>> Begin
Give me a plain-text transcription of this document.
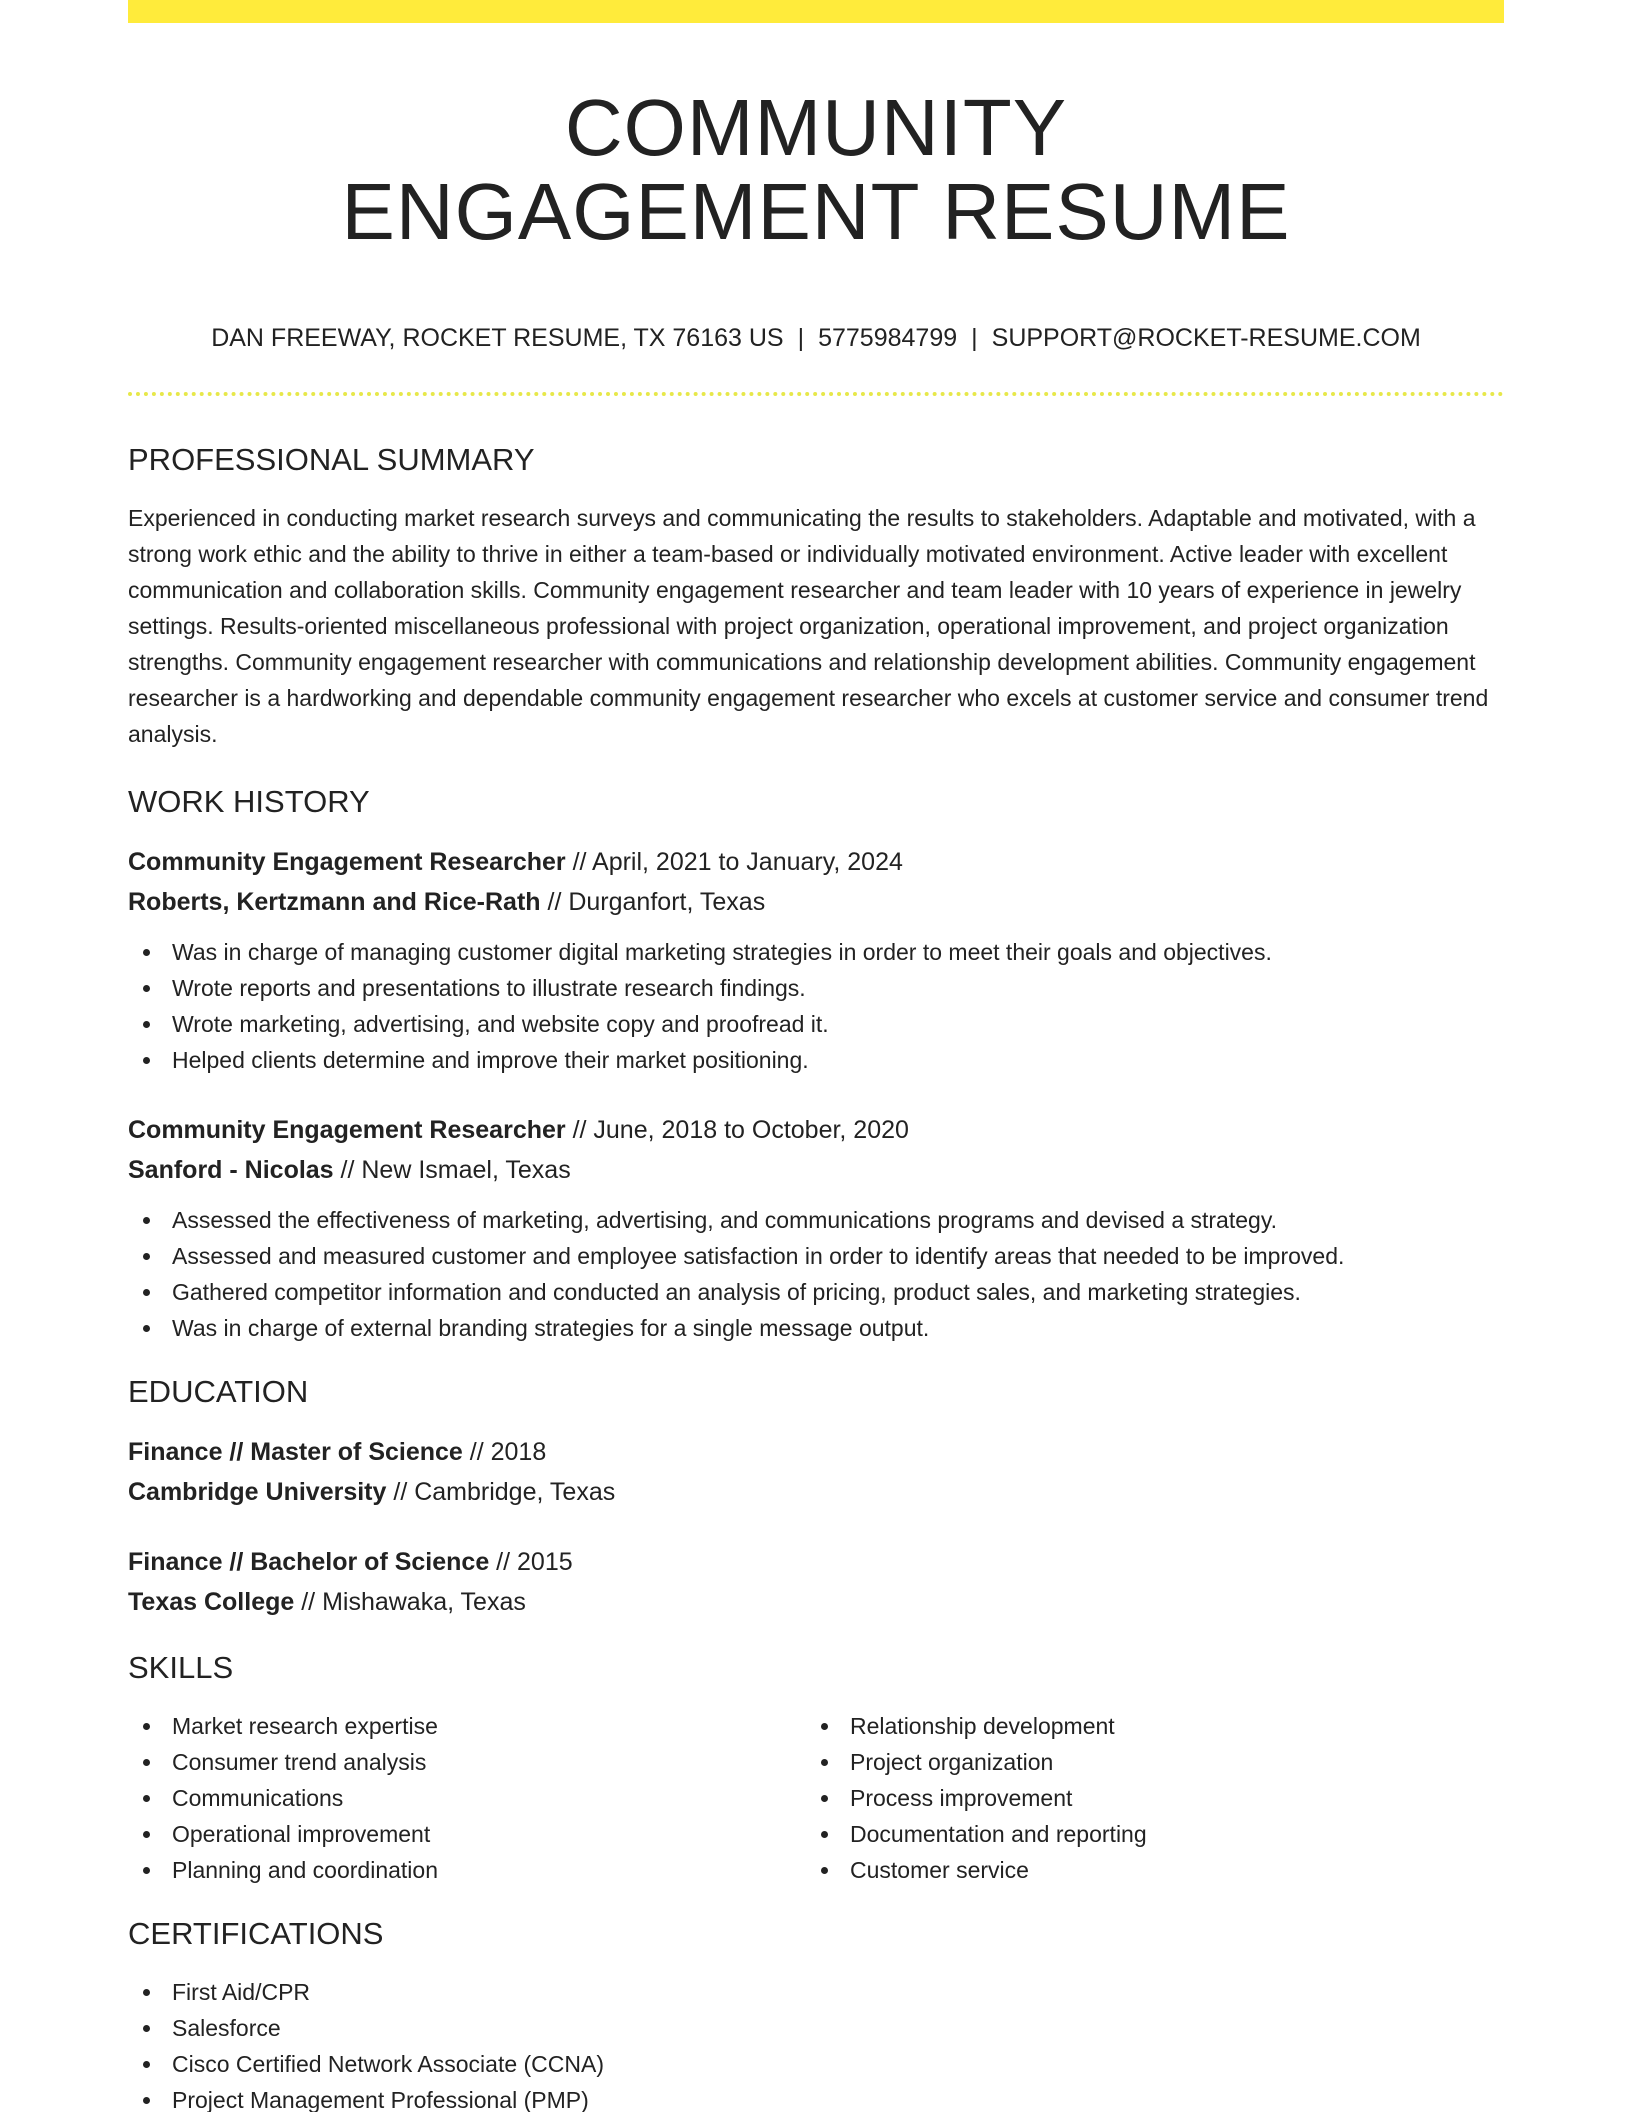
COMMUNITY
ENGAGEMENT RESUME
DAN FREEWAY, ROCKET RESUME, TX 76163 US | 5775984799 | SUPPORT@ROCKET-RESUME.COM
PROFESSIONAL SUMMARY

Experienced in conducting market research surveys and communicating the results to stakeholders. Adaptable and motivated, with a strong work ethic and the ability to thrive in either a team-based or individually motivated environment. Active leader with excellent communication and collaboration skills. Community engagement researcher and team leader with 10 years of experience in jewelry settings. Results-oriented miscellaneous professional with project organization, operational improvement, and project organization strengths. Community engagement researcher with communications and relationship development abilities. Community engagement researcher is a hardworking and dependable community engagement researcher who excels at customer service and consumer trend analysis.

WORK HISTORY
Community Engagement Researcher // April, 2021 to January, 2024
Roberts, Kertzmann and Rice-Rath // Durganfort, Texas
Was in charge of managing customer digital marketing strategies in order to meet their goals and objectives.
Wrote reports and presentations to illustrate research findings.
Wrote marketing, advertising, and website copy and proofread it.
Helped clients determine and improve their market positioning.
Community Engagement Researcher // June, 2018 to October, 2020
Sanford - Nicolas // New Ismael, Texas
Assessed the effectiveness of marketing, advertising, and communications programs and devised a strategy.
Assessed and measured customer and employee satisfaction in order to identify areas that needed to be improved.
Gathered competitor information and conducted an analysis of pricing, product sales, and marketing strategies.
Was in charge of external branding strategies for a single message output.
EDUCATION
Finance // Master of Science // 2018
Cambridge University // Cambridge, Texas
Finance // Bachelor of Science // 2015
Texas College // Mishawaka, Texas
SKILLS
Market research expertise
Consumer trend analysis
Communications
Operational improvement
Planning and coordination
Relationship development
Project organization
Process improvement
Documentation and reporting
Customer service
CERTIFICATIONS
First Aid/CPR
Salesforce
Cisco Certified Network Associate (CCNA)
Project Management Professional (PMP)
>> End
WHAT THIS TASK INVOLVES | From the entries above, extract every line where the word "Wrote" appears.

REPLY TO THE TASK |
Wrote reports and presentations to illustrate research findings.
Wrote marketing, advertising, and website copy and proofread it.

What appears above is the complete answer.